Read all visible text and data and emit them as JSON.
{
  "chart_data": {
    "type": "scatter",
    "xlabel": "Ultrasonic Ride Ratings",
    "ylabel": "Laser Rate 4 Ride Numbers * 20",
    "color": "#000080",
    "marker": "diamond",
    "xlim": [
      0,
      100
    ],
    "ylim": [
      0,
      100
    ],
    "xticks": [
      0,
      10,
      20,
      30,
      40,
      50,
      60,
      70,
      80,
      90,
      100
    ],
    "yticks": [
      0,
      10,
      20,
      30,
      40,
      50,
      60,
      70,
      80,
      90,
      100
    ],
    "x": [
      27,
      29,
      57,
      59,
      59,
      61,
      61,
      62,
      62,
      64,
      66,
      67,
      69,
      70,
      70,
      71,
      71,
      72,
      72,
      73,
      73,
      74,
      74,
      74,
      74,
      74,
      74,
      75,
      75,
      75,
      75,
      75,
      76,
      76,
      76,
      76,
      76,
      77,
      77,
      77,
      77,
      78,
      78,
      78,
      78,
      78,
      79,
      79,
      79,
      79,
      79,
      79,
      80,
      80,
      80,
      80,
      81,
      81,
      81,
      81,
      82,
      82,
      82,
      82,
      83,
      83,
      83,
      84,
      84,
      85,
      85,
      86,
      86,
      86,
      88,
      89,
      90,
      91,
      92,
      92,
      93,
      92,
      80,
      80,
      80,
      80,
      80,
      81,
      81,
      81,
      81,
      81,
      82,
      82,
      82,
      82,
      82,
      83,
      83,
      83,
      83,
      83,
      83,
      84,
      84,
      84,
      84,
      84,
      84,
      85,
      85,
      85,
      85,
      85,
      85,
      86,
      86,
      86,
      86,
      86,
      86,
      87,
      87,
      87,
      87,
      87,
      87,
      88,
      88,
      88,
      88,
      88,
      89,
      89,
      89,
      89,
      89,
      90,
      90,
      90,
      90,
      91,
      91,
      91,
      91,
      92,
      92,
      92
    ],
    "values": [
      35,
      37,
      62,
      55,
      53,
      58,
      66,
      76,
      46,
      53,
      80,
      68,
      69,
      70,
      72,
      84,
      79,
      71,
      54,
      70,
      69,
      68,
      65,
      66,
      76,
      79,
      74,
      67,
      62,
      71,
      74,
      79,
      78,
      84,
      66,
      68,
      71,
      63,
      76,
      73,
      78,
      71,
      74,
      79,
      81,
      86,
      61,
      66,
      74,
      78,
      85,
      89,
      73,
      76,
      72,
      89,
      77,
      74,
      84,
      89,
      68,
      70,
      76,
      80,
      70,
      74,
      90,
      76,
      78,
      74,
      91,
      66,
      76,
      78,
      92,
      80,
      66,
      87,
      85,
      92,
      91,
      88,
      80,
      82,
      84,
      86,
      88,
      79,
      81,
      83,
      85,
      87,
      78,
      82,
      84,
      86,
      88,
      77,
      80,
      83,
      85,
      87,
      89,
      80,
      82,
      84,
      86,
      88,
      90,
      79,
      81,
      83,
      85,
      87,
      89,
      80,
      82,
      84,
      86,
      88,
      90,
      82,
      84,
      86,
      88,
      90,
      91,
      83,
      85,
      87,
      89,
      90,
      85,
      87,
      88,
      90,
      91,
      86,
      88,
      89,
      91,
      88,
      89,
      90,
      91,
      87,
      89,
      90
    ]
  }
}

-- Aim --
Repeat every entry word for word.

-- Written response --
Read all visible text and data and emit them as JSON.
{
  "chart_data": {
    "type": "scatter",
    "xlabel": "Ultrasonic Ride Ratings",
    "ylabel": "Laser Rate 4 Ride Numbers * 20",
    "color": "#000080",
    "marker": "diamond",
    "xlim": [
      0,
      100
    ],
    "ylim": [
      0,
      100
    ],
    "xticks": [
      0,
      10,
      20,
      30,
      40,
      50,
      60,
      70,
      80,
      90,
      100
    ],
    "yticks": [
      0,
      10,
      20,
      30,
      40,
      50,
      60,
      70,
      80,
      90,
      100
    ],
    "x": [
      27,
      29,
      57,
      59,
      59,
      61,
      61,
      62,
      62,
      64,
      66,
      67,
      69,
      70,
      70,
      71,
      71,
      72,
      72,
      73,
      73,
      74,
      74,
      74,
      74,
      74,
      74,
      75,
      75,
      75,
      75,
      75,
      76,
      76,
      76,
      76,
      76,
      77,
      77,
      77,
      77,
      78,
      78,
      78,
      78,
      78,
      79,
      79,
      79,
      79,
      79,
      79,
      80,
      80,
      80,
      80,
      81,
      81,
      81,
      81,
      82,
      82,
      82,
      82,
      83,
      83,
      83,
      84,
      84,
      85,
      85,
      86,
      86,
      86,
      88,
      89,
      90,
      91,
      92,
      92,
      93,
      92,
      80,
      80,
      80,
      80,
      80,
      81,
      81,
      81,
      81,
      81,
      82,
      82,
      82,
      82,
      82,
      83,
      83,
      83,
      83,
      83,
      83,
      84,
      84,
      84,
      84,
      84,
      84,
      85,
      85,
      85,
      85,
      85,
      85,
      86,
      86,
      86,
      86,
      86,
      86,
      87,
      87,
      87,
      87,
      87,
      87,
      88,
      88,
      88,
      88,
      88,
      89,
      89,
      89,
      89,
      89,
      90,
      90,
      90,
      90,
      91,
      91,
      91,
      91,
      92,
      92,
      92
    ],
    "values": [
      35,
      37,
      62,
      55,
      53,
      58,
      66,
      76,
      46,
      53,
      80,
      68,
      69,
      70,
      72,
      84,
      79,
      71,
      54,
      70,
      69,
      68,
      65,
      66,
      76,
      79,
      74,
      67,
      62,
      71,
      74,
      79,
      78,
      84,
      66,
      68,
      71,
      63,
      76,
      73,
      78,
      71,
      74,
      79,
      81,
      86,
      61,
      66,
      74,
      78,
      85,
      89,
      73,
      76,
      72,
      89,
      77,
      74,
      84,
      89,
      68,
      70,
      76,
      80,
      70,
      74,
      90,
      76,
      78,
      74,
      91,
      66,
      76,
      78,
      92,
      80,
      66,
      87,
      85,
      92,
      91,
      88,
      80,
      82,
      84,
      86,
      88,
      79,
      81,
      83,
      85,
      87,
      78,
      82,
      84,
      86,
      88,
      77,
      80,
      83,
      85,
      87,
      89,
      80,
      82,
      84,
      86,
      88,
      90,
      79,
      81,
      83,
      85,
      87,
      89,
      80,
      82,
      84,
      86,
      88,
      90,
      82,
      84,
      86,
      88,
      90,
      91,
      83,
      85,
      87,
      89,
      90,
      85,
      87,
      88,
      90,
      91,
      86,
      88,
      89,
      91,
      88,
      89,
      90,
      91,
      87,
      89,
      90
    ]
  }
}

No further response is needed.